▸ Problem details
Count the lines below that contain the word "forward", and reply with only that number.

==== Dataset excerpts

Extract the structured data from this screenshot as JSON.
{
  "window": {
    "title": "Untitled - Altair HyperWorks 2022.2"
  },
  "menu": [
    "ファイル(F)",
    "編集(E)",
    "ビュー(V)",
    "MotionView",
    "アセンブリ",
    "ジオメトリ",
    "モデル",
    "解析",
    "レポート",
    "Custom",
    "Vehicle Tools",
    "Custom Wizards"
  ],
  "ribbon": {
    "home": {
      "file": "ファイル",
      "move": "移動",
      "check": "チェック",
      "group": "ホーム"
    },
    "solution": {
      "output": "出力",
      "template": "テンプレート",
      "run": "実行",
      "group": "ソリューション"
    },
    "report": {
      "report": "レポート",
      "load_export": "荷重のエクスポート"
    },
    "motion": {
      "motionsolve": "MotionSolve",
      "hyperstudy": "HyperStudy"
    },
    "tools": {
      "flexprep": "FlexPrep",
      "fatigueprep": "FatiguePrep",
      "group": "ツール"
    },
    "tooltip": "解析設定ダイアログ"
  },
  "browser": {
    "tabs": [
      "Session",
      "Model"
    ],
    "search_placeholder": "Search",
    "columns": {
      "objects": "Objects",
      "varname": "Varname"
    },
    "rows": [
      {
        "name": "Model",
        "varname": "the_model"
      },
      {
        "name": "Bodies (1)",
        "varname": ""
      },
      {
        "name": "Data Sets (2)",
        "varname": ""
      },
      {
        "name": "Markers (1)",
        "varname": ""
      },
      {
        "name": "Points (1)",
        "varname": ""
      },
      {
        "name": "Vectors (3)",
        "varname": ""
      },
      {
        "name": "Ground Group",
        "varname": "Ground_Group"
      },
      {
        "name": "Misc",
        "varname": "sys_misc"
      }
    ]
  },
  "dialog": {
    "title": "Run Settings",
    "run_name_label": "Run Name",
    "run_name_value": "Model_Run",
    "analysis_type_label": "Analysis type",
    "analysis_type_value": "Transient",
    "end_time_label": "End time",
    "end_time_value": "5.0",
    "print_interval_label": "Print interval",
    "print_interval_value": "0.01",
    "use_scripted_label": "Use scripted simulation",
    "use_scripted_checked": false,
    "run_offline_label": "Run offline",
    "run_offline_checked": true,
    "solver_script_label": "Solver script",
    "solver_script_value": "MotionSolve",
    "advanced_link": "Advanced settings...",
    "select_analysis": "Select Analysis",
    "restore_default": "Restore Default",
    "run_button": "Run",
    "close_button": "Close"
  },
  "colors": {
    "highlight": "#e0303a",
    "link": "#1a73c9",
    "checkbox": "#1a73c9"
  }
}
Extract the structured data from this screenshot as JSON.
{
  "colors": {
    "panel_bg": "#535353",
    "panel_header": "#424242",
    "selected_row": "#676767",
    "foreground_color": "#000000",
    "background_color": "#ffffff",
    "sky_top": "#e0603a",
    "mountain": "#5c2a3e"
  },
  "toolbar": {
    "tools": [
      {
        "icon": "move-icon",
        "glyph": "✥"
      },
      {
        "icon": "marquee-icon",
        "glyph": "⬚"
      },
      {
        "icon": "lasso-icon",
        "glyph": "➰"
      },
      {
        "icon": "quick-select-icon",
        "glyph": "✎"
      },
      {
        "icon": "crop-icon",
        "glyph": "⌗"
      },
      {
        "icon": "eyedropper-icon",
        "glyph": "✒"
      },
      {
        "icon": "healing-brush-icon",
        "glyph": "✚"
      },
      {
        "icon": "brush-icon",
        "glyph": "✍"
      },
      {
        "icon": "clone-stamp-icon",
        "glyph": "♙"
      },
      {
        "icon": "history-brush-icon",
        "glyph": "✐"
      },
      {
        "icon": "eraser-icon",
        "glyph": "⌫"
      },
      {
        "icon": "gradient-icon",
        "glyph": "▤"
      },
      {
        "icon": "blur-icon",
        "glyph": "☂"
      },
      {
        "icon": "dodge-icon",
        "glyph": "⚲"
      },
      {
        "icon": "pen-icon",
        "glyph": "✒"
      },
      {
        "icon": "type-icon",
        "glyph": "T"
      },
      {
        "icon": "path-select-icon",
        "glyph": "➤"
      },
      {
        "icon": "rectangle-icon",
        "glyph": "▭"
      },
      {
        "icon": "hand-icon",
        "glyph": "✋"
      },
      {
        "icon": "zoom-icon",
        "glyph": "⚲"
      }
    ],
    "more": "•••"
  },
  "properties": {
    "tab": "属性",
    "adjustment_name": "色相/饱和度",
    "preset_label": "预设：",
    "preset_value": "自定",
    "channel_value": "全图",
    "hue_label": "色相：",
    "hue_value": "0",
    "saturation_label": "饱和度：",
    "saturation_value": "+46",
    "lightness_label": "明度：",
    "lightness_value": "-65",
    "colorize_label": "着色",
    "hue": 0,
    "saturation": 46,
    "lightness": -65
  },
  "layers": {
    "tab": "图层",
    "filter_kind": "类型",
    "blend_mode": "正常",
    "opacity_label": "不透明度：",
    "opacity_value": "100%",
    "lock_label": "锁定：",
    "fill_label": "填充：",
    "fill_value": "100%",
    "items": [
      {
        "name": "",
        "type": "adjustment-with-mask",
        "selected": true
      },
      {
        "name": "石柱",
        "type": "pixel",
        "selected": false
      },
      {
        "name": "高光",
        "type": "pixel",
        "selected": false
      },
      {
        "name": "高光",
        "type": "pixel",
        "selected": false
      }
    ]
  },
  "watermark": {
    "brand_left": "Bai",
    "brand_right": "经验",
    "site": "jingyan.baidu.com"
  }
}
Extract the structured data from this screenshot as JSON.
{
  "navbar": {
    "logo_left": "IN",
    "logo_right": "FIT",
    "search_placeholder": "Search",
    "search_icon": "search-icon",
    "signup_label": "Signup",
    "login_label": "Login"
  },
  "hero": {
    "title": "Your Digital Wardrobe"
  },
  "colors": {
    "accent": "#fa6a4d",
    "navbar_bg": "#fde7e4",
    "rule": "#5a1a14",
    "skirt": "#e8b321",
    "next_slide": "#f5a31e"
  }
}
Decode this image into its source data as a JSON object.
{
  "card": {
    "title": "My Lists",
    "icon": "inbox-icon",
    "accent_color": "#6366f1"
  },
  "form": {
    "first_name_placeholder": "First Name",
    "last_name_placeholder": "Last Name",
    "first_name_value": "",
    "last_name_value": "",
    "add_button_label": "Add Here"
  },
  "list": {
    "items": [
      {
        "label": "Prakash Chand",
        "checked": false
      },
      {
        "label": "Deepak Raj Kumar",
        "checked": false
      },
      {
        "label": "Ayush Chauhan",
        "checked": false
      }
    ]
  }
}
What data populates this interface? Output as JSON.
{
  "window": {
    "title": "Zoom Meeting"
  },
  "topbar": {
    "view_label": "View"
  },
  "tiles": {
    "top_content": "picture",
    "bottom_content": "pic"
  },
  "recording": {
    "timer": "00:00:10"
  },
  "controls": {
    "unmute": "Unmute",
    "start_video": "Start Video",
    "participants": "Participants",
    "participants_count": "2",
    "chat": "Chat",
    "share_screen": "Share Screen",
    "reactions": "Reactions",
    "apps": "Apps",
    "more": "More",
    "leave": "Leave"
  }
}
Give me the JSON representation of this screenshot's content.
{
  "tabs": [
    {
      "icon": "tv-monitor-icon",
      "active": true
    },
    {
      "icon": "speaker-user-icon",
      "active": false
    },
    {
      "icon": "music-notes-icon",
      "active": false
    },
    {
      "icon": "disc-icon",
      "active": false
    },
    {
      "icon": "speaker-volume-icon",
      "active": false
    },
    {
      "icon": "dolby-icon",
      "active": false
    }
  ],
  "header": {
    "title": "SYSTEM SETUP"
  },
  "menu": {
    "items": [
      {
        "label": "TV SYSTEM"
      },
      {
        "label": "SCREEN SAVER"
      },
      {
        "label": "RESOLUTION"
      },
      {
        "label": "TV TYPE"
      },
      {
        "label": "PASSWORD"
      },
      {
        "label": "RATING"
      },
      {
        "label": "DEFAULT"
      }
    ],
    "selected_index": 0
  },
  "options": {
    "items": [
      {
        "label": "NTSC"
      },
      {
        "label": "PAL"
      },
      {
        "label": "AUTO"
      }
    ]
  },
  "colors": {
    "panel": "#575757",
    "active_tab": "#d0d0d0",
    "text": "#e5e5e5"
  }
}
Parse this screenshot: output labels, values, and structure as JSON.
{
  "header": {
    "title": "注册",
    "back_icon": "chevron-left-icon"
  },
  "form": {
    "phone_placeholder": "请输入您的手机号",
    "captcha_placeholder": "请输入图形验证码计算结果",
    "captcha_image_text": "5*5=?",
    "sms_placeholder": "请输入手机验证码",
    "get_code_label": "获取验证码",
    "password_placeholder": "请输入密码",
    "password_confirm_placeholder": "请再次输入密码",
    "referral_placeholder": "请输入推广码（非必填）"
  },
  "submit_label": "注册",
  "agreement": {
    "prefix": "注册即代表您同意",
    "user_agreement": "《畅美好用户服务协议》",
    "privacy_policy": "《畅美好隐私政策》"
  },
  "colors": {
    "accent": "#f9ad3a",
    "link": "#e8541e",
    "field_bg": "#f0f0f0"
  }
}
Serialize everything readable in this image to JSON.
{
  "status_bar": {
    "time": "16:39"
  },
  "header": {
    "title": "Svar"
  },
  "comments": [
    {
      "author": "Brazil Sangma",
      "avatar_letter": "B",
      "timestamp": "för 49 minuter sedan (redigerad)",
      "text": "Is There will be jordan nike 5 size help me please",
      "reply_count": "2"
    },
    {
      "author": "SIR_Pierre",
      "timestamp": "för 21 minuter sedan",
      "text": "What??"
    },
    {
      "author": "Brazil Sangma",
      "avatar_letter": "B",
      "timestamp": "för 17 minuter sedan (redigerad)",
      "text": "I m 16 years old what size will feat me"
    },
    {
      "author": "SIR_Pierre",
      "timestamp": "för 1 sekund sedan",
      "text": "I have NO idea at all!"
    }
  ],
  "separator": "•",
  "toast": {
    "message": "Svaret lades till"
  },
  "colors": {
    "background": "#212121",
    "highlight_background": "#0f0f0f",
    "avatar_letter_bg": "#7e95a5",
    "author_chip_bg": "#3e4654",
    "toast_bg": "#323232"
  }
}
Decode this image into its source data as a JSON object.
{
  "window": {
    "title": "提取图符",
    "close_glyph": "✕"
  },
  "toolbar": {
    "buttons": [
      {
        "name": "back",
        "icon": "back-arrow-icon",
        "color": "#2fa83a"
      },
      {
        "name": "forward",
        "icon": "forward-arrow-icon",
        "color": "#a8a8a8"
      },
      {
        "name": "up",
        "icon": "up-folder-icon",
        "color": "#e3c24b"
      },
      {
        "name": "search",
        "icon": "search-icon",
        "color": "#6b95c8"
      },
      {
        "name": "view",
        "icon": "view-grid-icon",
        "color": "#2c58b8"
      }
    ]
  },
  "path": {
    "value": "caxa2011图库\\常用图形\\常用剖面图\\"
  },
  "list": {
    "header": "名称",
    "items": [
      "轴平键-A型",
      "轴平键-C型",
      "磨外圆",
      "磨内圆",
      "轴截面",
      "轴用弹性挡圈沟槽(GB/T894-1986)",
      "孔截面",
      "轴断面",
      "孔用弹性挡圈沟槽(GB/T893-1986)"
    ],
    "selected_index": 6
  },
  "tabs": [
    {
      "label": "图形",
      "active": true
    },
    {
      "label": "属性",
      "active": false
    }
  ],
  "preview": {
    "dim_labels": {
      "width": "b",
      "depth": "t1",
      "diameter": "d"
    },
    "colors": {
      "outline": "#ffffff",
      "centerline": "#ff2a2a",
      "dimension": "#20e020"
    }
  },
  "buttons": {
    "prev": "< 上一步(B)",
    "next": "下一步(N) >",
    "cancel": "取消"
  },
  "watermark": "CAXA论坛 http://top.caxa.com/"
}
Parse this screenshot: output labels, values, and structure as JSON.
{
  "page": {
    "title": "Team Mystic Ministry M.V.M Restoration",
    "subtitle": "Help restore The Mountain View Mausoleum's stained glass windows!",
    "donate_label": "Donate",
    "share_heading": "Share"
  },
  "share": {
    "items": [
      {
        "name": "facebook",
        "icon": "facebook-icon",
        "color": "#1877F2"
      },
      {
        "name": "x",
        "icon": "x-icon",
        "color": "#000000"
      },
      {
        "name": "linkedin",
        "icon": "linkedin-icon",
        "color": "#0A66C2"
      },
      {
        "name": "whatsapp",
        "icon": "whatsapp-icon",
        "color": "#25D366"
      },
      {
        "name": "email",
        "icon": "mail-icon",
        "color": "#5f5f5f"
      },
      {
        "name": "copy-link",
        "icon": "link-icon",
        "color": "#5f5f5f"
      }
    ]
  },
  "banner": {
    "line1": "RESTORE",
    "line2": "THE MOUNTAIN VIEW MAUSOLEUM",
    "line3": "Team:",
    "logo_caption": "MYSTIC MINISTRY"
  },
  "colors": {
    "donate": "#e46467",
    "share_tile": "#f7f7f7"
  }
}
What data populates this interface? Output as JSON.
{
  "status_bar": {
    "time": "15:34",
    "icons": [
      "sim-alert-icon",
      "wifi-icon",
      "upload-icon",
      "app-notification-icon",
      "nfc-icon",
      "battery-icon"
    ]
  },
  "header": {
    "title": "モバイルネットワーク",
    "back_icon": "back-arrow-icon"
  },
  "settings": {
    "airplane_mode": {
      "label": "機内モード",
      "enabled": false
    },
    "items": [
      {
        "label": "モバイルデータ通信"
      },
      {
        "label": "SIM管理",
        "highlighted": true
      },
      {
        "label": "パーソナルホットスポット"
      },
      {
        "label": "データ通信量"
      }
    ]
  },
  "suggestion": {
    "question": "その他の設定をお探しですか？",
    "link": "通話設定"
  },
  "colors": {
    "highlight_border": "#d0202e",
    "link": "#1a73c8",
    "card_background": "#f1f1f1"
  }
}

========

▸ Exercise answer
2